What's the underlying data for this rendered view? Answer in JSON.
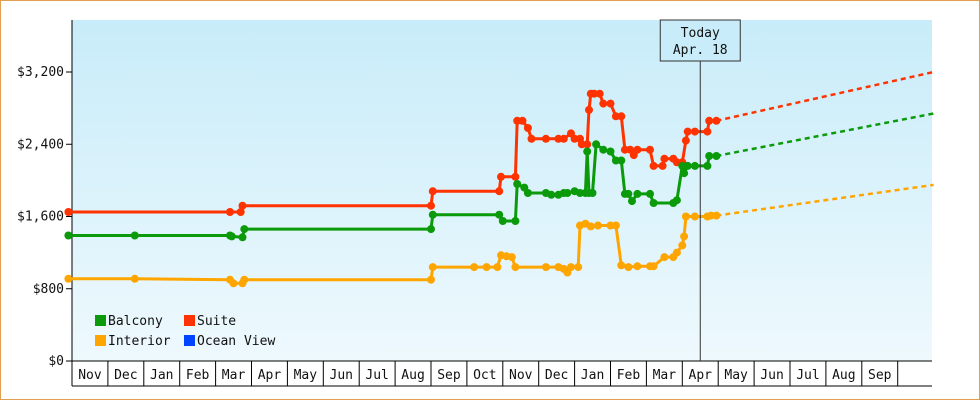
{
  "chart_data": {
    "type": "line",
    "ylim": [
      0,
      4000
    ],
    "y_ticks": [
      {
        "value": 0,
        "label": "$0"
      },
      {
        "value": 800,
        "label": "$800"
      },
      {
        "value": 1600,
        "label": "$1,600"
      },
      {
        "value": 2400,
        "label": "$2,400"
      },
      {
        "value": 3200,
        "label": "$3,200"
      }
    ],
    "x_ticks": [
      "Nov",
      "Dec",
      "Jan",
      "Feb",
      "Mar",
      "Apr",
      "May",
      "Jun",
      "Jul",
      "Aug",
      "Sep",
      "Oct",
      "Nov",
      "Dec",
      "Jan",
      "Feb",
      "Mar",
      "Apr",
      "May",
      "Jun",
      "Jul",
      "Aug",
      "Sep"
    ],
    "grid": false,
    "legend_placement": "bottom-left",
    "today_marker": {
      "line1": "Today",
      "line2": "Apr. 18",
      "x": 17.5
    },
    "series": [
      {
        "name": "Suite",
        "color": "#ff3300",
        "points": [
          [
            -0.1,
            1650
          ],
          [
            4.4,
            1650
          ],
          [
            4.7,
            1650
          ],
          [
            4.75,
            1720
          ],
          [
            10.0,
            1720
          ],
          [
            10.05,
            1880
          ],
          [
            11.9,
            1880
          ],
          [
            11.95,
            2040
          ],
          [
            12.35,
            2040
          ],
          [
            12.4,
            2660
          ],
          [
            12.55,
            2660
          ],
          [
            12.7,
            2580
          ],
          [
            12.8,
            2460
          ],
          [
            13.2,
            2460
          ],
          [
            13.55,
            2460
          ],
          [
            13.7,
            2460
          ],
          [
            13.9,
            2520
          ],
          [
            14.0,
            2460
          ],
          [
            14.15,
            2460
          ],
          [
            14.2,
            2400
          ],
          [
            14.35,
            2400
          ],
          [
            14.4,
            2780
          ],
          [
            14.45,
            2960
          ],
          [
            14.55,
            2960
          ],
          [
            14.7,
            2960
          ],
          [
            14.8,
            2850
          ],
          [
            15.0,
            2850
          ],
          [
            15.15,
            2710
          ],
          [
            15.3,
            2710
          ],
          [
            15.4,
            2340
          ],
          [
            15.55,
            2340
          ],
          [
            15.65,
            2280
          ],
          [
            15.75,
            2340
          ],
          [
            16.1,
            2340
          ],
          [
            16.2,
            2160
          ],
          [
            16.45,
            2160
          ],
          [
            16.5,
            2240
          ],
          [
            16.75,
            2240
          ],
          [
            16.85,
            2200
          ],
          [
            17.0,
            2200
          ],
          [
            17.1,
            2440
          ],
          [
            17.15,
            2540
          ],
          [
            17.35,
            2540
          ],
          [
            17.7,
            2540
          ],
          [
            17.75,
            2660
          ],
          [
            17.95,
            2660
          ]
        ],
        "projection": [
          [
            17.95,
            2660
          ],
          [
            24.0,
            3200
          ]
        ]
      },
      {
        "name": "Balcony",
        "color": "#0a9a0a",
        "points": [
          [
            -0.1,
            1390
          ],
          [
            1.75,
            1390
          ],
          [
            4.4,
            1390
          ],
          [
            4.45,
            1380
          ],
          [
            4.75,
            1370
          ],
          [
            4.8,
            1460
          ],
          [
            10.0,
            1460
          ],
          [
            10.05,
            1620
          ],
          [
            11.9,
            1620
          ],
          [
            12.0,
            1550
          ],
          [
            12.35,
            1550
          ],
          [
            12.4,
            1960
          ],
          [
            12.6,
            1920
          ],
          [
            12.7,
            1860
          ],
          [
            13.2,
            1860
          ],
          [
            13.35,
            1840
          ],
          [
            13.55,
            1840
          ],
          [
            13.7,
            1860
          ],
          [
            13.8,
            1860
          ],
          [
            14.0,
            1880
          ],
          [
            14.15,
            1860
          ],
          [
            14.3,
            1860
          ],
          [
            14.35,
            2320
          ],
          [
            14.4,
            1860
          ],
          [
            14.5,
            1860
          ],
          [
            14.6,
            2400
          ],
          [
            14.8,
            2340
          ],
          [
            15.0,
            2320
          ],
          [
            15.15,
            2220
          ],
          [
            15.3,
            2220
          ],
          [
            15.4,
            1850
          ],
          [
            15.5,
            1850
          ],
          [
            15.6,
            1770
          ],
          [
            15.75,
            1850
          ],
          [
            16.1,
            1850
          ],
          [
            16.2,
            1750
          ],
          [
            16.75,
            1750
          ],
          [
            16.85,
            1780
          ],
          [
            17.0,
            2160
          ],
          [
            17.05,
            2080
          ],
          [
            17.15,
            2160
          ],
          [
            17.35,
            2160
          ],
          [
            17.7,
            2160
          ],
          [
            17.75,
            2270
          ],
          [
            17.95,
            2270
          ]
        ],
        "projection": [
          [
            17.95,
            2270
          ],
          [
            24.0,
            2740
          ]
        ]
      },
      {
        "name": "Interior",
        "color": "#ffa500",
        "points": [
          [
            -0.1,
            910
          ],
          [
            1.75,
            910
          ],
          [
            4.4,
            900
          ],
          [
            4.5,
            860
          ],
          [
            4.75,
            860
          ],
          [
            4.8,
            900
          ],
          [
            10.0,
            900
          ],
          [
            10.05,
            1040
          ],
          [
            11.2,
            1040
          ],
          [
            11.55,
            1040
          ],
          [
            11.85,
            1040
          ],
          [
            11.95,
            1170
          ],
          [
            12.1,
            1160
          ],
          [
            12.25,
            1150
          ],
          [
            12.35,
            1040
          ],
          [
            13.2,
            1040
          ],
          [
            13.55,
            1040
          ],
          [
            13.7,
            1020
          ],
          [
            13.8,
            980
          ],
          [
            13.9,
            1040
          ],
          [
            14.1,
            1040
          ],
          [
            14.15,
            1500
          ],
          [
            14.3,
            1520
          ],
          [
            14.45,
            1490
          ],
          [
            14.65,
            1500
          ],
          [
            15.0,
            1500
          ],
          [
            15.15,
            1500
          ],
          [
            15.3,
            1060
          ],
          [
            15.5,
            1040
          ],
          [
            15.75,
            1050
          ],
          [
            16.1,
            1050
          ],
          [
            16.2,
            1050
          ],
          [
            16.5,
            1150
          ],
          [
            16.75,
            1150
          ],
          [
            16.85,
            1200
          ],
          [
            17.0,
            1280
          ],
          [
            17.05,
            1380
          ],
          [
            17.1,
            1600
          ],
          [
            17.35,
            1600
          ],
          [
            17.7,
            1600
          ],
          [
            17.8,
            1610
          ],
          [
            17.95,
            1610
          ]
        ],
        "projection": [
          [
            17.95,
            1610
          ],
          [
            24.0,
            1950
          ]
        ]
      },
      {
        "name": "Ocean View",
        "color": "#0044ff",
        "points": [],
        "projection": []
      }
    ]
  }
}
◇ ◇ ◇ ◇ ◇
= Work to complete =
Filter the records above and return every line that holds the word "label".

= Written answer =
        "label": "$0"
        "label": "$800"
        "label": "$1,600"
        "label": "$2,400"
        "label": "$3,200"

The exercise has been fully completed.